▶ _CONSIGNE ÉCRITE 1_
Selon le texte sur l'affaire Dreyfus, d'où le petit bleu est-il venu directement ?
▶ _CONSIGNE ÉCRITE 2_
Poursuivez le texte sur l'affaire Dreyfus à partir de sa dernière phrase.

▶ _TEXTE PRÉSENTÉ_

Ce qui faisait l’authenticité du petit bleu c’est au contraire qu’il vint directement, comme le bordereau, et par les mêmes voies que lui, de la légation militaire allemande.

D’ailleurs, quel intérêt pouvait avoir, en mai 1896, le chef du service des renseignements, à fabriquer un faux contre Esterhazy ?

Bien mieux, quel intérêt pouvait avoir, à ce moment, n’importe quelle personne au monde, à user contre Esterhazy d’une pièce fausse ?

Les adversaires de la révision du procès Dreyfus ont indiqué que la famille Dreyfus et ses amis voulaient substituer au condamné un autre coupable et qu’ils avaient choisi à cet effet Esterhazy.

Nous verrons que cette hypothèse désespérée ne résiste pas à l’examen.

▶ _DONNÉES BRUTES_
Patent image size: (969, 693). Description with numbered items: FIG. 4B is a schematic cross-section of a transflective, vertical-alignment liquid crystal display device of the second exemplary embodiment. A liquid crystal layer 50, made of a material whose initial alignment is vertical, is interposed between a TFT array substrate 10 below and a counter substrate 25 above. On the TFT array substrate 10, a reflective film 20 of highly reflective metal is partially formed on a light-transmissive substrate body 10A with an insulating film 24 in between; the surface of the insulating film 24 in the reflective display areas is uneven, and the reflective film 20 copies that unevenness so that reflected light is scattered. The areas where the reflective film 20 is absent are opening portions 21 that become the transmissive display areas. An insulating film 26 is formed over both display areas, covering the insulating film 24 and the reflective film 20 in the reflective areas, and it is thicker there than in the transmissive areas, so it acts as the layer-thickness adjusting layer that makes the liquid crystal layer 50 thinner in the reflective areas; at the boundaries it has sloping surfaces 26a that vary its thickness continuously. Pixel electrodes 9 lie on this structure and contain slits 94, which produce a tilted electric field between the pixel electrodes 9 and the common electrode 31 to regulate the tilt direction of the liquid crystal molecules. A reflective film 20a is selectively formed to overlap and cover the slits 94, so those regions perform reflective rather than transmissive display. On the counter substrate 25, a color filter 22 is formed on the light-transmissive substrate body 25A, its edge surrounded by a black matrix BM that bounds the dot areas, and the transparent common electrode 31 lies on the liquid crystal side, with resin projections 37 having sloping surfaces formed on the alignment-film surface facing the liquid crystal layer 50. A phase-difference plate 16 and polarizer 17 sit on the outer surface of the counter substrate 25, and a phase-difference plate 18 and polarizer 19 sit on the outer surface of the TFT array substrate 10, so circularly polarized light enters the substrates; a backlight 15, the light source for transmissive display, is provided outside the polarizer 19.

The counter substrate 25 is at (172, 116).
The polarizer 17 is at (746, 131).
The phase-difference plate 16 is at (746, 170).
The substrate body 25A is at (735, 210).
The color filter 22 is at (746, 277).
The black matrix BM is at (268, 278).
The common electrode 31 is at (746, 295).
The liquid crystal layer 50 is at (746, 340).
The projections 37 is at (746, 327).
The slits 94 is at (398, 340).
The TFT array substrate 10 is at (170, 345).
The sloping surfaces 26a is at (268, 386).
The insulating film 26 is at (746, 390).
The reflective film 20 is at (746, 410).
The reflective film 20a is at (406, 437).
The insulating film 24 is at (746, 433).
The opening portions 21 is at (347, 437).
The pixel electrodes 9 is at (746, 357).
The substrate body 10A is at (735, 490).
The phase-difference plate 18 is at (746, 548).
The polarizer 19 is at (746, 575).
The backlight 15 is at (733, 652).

▶ _RÉPONSE ATTENDUE 1_
Il est venu directement de la légation militaire allemande, comme le bordereau et par les mêmes voies que lui.

▶ _RÉPONSE ATTENDUE 2_
Mais, même dans ce cas, quel intérêt aurait-on eu, en mai 1896, à fabriquer cette carte-lettre contre Esterhazy ?

Ou bien, à ce moment-là, on ignorait que toute la conduite d’Esterhazy était abominable et suspecte, qu’il avait écrit à Mme de Boulancy des lettres odieuses et qu’entre son écriture et celle du bordereau il y avait une ressemblance « effrayante », comme il le dit plus tard lui-même.

Si on ignorait tout cela, il était bien inutile de créer contre Esterhazy un faux qui ne mènerait à rien.

Et si au contraire, on pouvait savoir, dès ce moment-là, que des charges réelles, sérieuses, terribles, pesaient sur Esterhazy, à quoi bon, au lieu de produire directement ces charges, compromettre une cause solide par la fabrication d’un faux ?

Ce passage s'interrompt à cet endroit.